▸ **REQUIREMENTS**
Exclude the pictures and reproduce the remaining data exactly as written.

── DATA ROWS

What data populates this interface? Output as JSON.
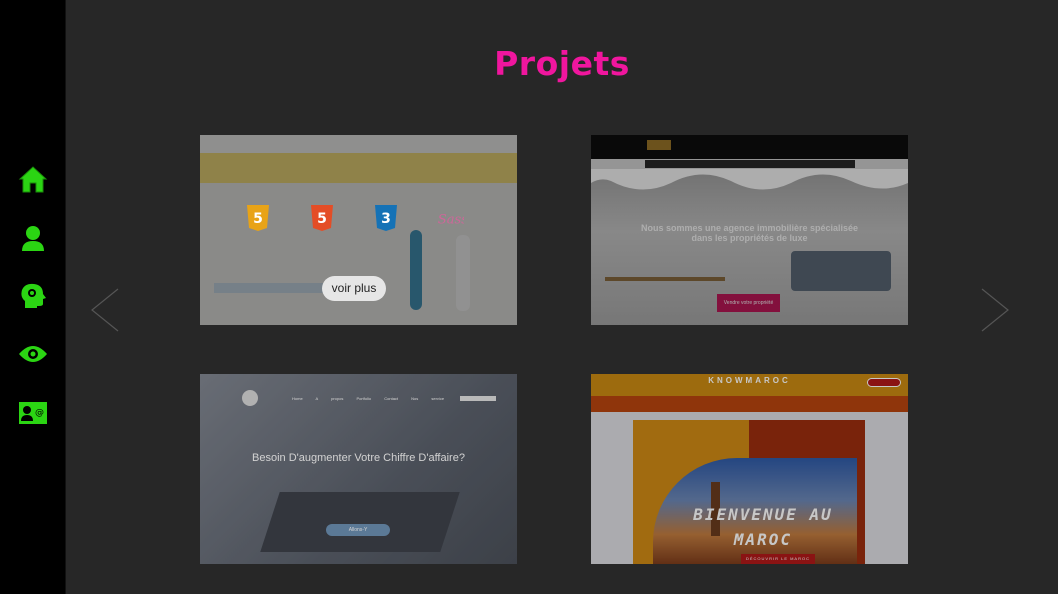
{
  "sidebar": {
    "items": [
      {
        "icon": "home-icon"
      },
      {
        "icon": "user-icon"
      },
      {
        "icon": "skills-head-gear-icon"
      },
      {
        "icon": "eye-icon"
      },
      {
        "icon": "contact-card-icon"
      }
    ],
    "accent_color": "#2bd513"
  },
  "main": {
    "title": "Projets",
    "title_color": "#f0169e",
    "projects": [
      {
        "techs": [
          "html5-icon",
          "html5-icon",
          "css3-icon",
          "sass-icon"
        ],
        "hover_label": "voir plus"
      },
      {
        "heading_lines": [
          "Nous sommes une agence immobilière spécialisée",
          "dans les propriétés de luxe"
        ],
        "button": "Vendre votre propriété"
      },
      {
        "heading": "Besoin D'augmenter Votre Chiffre D'affaire?",
        "nav": "Home A propos Portfolio Contact Nos service",
        "button": "Allons-Y"
      },
      {
        "brand": "KNOWMAROC",
        "heading_lines": [
          "BIENVENUE AU",
          "MAROC"
        ],
        "cta": "DÉCOUVRIR LE MAROC"
      }
    ]
  }
}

────

▸ **SOLUTION TO THIS EXERCISE**
What data populates this interface? Output as JSON.
{
  "sidebar": {
    "items": [
      {
        "icon": "home-icon"
      },
      {
        "icon": "user-icon"
      },
      {
        "icon": "skills-head-gear-icon"
      },
      {
        "icon": "eye-icon"
      },
      {
        "icon": "contact-card-icon"
      }
    ],
    "accent_color": "#2bd513"
  },
  "main": {
    "title": "Projets",
    "title_color": "#f0169e",
    "projects": [
      {
        "techs": [
          "html5-icon",
          "html5-icon",
          "css3-icon",
          "sass-icon"
        ],
        "hover_label": "voir plus"
      },
      {
        "heading_lines": [
          "Nous sommes une agence immobilière spécialisée",
          "dans les propriétés de luxe"
        ],
        "button": "Vendre votre propriété"
      },
      {
        "heading": "Besoin D'augmenter Votre Chiffre D'affaire?",
        "nav": "Home A propos Portfolio Contact Nos service",
        "button": "Allons-Y"
      },
      {
        "brand": "KNOWMAROC",
        "heading_lines": [
          "BIENVENUE AU",
          "MAROC"
        ],
        "cta": "DÉCOUVRIR LE MAROC"
      }
    ]
  }
}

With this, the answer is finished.